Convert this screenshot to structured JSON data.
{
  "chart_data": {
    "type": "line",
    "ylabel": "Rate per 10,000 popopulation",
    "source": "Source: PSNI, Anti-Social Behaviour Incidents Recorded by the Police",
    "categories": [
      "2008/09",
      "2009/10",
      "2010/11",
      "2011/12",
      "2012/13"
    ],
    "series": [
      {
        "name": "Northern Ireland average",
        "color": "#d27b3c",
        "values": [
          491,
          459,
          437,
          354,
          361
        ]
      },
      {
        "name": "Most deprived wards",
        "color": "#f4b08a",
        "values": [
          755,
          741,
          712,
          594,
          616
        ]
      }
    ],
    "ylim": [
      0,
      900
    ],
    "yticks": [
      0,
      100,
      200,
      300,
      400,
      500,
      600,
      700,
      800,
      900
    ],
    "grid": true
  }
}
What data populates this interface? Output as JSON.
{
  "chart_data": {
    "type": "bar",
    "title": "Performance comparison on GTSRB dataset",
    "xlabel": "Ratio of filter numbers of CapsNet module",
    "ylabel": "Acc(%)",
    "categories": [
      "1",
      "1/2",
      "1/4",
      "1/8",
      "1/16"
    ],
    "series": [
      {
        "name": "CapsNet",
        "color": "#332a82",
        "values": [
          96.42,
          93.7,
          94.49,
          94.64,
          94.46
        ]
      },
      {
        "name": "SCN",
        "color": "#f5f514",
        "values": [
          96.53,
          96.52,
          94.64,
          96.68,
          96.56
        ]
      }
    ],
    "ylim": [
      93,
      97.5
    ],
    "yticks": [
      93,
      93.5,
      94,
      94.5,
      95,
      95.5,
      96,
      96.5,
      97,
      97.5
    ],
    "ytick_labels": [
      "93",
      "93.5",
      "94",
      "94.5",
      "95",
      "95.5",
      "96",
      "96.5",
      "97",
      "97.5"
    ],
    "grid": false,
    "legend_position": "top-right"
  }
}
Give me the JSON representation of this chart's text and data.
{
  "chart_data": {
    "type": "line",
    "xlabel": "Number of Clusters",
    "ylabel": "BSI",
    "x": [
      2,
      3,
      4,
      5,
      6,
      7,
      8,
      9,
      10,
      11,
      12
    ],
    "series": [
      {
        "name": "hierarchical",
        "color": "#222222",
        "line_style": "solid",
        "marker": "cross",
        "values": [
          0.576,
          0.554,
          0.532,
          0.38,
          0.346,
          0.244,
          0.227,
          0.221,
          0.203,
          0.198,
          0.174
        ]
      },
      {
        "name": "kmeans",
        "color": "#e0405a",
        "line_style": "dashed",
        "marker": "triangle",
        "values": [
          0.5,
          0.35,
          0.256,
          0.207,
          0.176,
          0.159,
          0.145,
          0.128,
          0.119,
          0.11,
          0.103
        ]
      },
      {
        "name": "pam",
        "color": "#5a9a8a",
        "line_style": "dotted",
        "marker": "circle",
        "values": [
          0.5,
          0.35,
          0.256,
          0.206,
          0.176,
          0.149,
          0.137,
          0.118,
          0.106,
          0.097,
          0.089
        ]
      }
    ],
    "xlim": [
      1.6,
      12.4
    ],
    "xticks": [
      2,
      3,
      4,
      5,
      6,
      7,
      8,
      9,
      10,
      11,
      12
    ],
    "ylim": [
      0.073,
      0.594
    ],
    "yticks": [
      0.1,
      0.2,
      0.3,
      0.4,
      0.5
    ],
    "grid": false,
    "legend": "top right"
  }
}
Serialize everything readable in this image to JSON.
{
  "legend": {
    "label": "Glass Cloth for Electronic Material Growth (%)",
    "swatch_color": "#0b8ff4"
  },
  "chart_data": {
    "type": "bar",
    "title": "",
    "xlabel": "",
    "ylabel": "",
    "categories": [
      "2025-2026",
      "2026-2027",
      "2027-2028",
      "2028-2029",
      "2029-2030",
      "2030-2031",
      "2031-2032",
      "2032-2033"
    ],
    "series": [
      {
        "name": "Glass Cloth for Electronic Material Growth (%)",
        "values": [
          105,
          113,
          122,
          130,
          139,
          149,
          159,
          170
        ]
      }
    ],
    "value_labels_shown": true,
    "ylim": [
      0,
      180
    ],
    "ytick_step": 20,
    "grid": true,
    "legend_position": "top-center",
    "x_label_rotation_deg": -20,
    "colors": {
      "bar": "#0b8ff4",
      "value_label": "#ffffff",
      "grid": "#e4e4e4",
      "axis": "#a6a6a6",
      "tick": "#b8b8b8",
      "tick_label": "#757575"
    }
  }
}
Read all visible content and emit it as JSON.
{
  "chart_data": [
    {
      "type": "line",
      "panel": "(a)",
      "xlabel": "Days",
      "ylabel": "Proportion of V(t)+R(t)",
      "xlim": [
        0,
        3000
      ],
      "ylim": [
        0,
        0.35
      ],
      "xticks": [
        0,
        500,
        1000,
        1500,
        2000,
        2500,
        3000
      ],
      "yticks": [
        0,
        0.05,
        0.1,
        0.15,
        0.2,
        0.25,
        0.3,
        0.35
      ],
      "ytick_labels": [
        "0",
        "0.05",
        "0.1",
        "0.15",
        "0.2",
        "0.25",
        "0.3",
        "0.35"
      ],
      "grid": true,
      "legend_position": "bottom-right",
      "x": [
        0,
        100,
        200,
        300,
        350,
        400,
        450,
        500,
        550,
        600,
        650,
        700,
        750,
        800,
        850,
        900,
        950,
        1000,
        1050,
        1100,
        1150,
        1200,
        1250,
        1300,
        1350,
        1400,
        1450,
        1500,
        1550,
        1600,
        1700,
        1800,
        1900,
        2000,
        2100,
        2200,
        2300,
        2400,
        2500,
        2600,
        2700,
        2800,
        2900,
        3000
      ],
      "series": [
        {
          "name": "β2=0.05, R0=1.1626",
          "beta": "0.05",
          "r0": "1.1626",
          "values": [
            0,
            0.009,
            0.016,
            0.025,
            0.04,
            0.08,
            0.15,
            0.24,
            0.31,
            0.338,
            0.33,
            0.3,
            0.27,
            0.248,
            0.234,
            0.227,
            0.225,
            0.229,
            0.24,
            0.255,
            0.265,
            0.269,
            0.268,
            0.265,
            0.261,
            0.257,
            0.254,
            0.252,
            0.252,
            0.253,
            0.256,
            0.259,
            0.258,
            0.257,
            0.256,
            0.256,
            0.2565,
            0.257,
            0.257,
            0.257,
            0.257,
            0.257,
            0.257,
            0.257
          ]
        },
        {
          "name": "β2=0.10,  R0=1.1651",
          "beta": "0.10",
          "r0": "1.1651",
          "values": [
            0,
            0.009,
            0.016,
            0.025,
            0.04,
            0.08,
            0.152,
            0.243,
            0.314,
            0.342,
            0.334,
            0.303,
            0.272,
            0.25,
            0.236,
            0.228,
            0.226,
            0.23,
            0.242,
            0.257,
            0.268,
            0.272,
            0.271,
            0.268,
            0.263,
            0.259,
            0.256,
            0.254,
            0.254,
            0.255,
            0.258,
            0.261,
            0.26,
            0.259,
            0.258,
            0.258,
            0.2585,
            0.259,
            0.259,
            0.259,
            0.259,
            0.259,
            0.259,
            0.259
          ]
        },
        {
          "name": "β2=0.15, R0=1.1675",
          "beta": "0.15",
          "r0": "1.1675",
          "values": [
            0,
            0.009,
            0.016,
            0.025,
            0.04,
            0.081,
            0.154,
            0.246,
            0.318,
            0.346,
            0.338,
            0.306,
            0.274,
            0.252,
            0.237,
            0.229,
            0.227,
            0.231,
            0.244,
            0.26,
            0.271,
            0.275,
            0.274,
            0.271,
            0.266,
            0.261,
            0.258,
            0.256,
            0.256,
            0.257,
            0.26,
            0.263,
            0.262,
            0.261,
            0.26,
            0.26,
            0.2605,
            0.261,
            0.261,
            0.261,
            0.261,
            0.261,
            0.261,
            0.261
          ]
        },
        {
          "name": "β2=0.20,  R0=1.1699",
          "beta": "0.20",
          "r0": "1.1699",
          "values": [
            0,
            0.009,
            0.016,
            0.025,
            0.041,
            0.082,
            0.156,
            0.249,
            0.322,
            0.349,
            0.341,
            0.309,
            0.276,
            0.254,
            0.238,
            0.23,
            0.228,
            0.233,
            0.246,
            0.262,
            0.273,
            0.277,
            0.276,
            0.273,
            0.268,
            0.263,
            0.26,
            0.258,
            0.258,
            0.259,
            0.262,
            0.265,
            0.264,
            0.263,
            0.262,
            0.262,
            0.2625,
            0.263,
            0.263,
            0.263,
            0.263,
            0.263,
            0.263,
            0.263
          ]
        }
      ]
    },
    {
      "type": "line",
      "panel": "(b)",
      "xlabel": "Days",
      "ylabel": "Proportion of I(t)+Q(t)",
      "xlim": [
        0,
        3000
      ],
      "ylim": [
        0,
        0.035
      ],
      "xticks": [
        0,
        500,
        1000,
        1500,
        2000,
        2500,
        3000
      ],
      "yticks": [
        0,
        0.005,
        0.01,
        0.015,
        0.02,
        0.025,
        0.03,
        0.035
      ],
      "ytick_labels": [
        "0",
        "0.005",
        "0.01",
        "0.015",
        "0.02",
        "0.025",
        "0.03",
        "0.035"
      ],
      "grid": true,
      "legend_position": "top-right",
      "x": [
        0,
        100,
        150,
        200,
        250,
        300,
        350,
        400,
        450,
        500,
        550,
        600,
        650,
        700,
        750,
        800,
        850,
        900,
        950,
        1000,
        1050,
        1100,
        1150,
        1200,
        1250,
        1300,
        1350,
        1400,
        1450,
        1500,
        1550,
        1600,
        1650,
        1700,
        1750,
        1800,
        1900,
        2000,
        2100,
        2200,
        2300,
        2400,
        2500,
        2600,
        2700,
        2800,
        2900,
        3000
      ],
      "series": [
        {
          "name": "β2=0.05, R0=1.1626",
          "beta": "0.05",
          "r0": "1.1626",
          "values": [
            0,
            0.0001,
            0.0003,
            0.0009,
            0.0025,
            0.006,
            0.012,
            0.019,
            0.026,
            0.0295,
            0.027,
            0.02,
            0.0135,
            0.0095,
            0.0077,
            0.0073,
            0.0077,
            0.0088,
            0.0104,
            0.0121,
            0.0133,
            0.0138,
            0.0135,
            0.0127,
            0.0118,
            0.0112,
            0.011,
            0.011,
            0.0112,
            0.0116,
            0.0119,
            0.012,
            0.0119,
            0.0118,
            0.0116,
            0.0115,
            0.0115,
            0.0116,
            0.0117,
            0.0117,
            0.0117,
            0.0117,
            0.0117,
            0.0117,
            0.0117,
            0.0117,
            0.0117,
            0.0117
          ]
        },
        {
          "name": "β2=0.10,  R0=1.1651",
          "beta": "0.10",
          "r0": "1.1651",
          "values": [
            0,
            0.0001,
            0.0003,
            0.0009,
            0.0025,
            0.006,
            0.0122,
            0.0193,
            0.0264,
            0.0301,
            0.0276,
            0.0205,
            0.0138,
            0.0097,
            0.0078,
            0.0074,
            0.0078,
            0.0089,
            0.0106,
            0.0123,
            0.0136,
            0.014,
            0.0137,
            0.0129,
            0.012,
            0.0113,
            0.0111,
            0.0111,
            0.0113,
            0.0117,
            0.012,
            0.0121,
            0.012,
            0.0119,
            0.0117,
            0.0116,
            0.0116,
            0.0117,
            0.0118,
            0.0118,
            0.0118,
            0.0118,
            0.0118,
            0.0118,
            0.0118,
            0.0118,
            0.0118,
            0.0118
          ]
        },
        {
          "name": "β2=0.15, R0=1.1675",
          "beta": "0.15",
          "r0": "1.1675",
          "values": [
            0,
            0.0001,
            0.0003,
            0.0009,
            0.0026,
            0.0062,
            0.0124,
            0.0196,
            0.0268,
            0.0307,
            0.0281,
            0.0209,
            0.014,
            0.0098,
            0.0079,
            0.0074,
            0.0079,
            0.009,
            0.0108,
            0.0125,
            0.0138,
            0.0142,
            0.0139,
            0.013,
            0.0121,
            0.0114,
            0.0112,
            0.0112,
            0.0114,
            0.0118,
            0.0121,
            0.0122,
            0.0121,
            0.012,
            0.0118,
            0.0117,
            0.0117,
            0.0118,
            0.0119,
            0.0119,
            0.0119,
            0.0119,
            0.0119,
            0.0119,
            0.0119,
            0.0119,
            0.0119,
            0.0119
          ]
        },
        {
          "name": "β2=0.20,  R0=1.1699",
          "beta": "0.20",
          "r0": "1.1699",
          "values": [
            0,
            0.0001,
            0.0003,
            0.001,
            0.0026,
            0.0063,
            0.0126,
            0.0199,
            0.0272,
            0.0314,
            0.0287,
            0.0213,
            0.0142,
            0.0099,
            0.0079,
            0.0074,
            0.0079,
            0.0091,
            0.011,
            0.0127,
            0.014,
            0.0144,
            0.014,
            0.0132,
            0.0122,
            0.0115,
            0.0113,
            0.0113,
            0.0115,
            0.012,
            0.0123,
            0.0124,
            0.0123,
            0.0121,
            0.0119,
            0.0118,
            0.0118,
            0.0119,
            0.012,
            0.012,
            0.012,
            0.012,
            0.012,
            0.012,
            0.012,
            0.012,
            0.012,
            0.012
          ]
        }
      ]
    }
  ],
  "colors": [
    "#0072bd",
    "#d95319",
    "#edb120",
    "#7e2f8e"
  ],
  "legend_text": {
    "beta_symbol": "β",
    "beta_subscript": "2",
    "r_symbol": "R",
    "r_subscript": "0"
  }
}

::::

→ **What needs to be done**
Copy each line that holds the word "ylabel".

→ **Output for this task**
    "ylabel": "Rate per 10,000 popopulation",
    "ylabel": "Acc(%)",
    "ylabel": "BSI",
    "ylabel": "",
      "ylabel": "Proportion of V(t)+R(t)",
      "ylabel": "Proportion of I(t)+Q(t)",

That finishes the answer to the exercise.